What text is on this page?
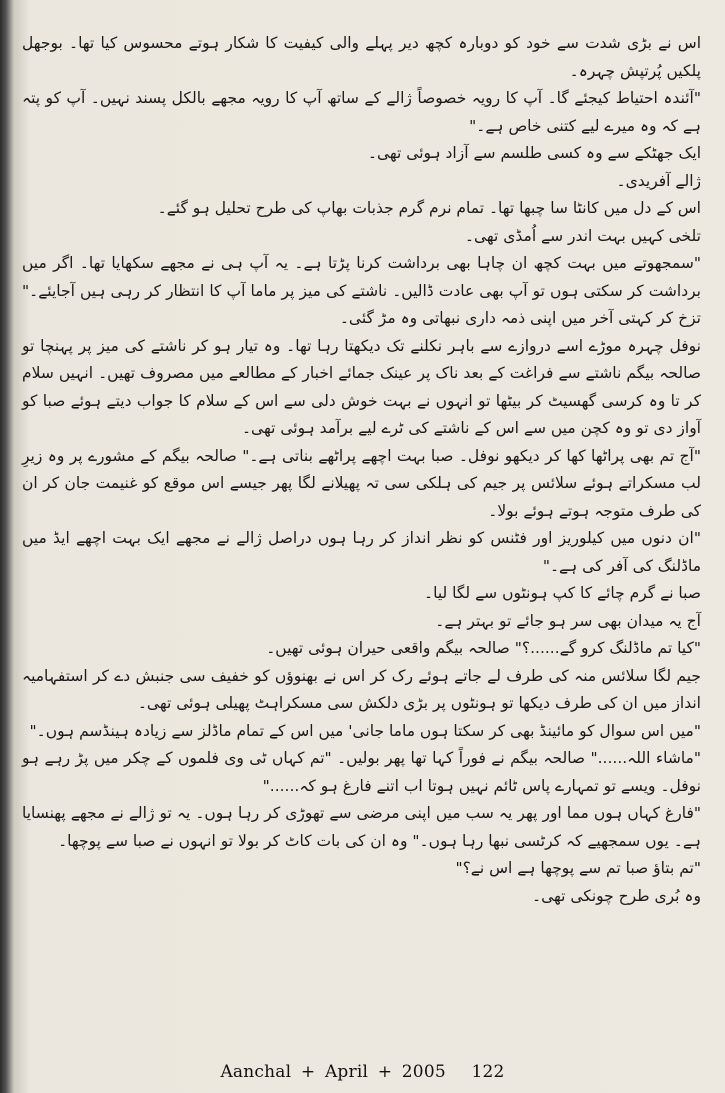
اس نے بڑی شدت سے خود کو دوبارہ کچھ دیر پہلے والی کیفیت کا شکار ہوتے محسوس کیا تھا۔ بوجھل پلکیں پُرتپش چہرہ۔

"آئندہ احتیاط کیجئے گا۔ آپ کا رویہ خصوصاً ژالے کے ساتھ آپ کا رویہ مجھے بالکل پسند نہیں۔ آپ کو پتہ ہے کہ وہ میرے لیے کتنی خاص ہے۔"

ایک جھٹکے سے وہ کسی طلسم سے آزاد ہوئی تھی۔

ژالے آفریدی۔

اس کے دل میں کانٹا سا چبھا تھا۔ تمام نرم گرم جذبات بھاپ کی طرح تحلیل ہو گئے۔

تلخی کہیں بہت اندر سے اُمڈی تھی۔

"سمجھوتے میں بہت کچھ ان چاہا بھی برداشت کرنا پڑتا ہے۔ یہ آپ ہی نے مجھے سکھایا تھا۔ اگر میں برداشت کر سکتی ہوں تو آپ بھی عادت ڈالیں۔ ناشتے کی میز پر ماما آپ کا انتظار کر رہی ہیں آجایئے۔" تزخ کر کہتی آخر میں اپنی ذمہ داری نبھاتی وہ مڑ گئی۔

نوفل چہرہ موڑے اسے دروازے سے باہر نکلنے تک دیکھتا رہا تھا۔ وہ تیار ہو کر ناشتے کی میز پر پہنچا تو صالحہ بیگم ناشتے سے فراغت کے بعد ناک پر عینک جمائے اخبار کے مطالعے میں مصروف تھیں۔ انہیں سلام کر تا وہ کرسی گھسیٹ کر بیٹھا تو انہوں نے بہت خوش دلی سے اس کے سلام کا جواب دیتے ہوئے صبا کو آواز دی تو وہ کچن میں سے اس کے ناشتے کی ٹرے لیے برآمد ہوئی تھی۔

"آج تم بھی پراٹھا کھا کر دیکھو نوفل۔ صبا بہت اچھے پراٹھے بناتی ہے۔" صالحہ بیگم کے مشورے پر وہ زیرِ لب مسکراتے ہوئے سلائس پر جیم کی ہلکی سی تہ پھیلانے لگا پھر جیسے اس موقع کو غنیمت جان کر ان کی طرف متوجہ ہوتے ہوئے بولا۔

"ان دنوں میں کیلوریز اور فٹنس کو نظر انداز کر رہا ہوں دراصل ژالے نے مجھے ایک بہت اچھے ایڈ میں ماڈلنگ کی آفر کی ہے۔"

صبا نے گرم چائے کا کپ ہونٹوں سے لگا لیا۔

آج یہ میدان بھی سر ہو جائے تو بہتر ہے۔

"کیا تم ماڈلنگ کرو گے......؟" صالحہ بیگم واقعی حیران ہوئی تھیں۔

جیم لگا سلائس منہ کی طرف لے جاتے ہوئے رک کر اس نے بھنوؤں کو خفیف سی جنبش دے کر استفہامیہ انداز میں ان کی طرف دیکھا تو ہونٹوں پر بڑی دلکش سی مسکراہٹ پھیلی ہوئی تھی۔

"میں اس سوال کو مائینڈ بھی کر سکتا ہوں ماما جانی' میں اس کے تمام ماڈلز سے زیادہ ہینڈسم ہوں۔"

"ماشاء اللہ......" صالحہ بیگم نے فوراً کہا تھا پھر بولیں۔ "تم کہاں ٹی وی فلموں کے چکر میں پڑ رہے ہو نوفل۔ ویسے تو تمہارے پاس ٹائم نہیں ہوتا اب اتنے فارغ ہو کہ......"

"فارغ کہاں ہوں مما اور پھر یہ سب میں اپنی مرضی سے تھوڑی کر رہا ہوں۔ یہ تو ژالے نے مجھے پھنسایا ہے۔ یوں سمجھیے کہ کرٹسی نبھا رہا ہوں۔" وہ ان کی بات کاٹ کر بولا تو انہوں نے صبا سے پوچھا۔

"تم بتاؤ صبا تم سے پوچھا ہے اس نے؟"

وہ بُری طرح چونکی تھی۔

Aanchal + April + 2005 122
= = = =
Given task >>
Where a line in the material contains "ہوئے", copy that line.

Correct output >>
نوفل چہرہ موڑے اسے دروازے سے باہر نکلنے تک دیکھتا رہا تھا۔ وہ تیار ہو کر ناشتے کی میز پر پہنچا تو صالحہ بیگم ناشتے سے فراغت کے بعد ناک پر عینک جمائے اخبار کے مطالعے میں مصروف تھیں۔ انہیں سلام کر تا وہ کرسی گھسیٹ کر بیٹھا تو انہوں نے بہت خوش دلی سے اس کے سلام کا جواب دیتے ہوئے صبا کو آواز دی تو وہ کچن میں سے اس کے ناشتے کی ٹرے لیے برآمد ہوئی تھی۔
"آج تم بھی پراٹھا کھا کر دیکھو نوفل۔ صبا بہت اچھے پراٹھے بناتی ہے۔" صالحہ بیگم کے مشورے پر وہ زیرِ لب مسکراتے ہوئے سلائس پر جیم کی ہلکی سی تہ پھیلانے لگا پھر جیسے اس موقع کو غنیمت جان کر ان کی طرف متوجہ ہوتے ہوئے بولا۔
جیم لگا سلائس منہ کی طرف لے جاتے ہوئے رک کر اس نے بھنوؤں کو خفیف سی جنبش دے کر استفہامیہ انداز میں ان کی طرف دیکھا تو ہونٹوں پر بڑی دلکش سی مسکراہٹ پھیلی ہوئی تھی۔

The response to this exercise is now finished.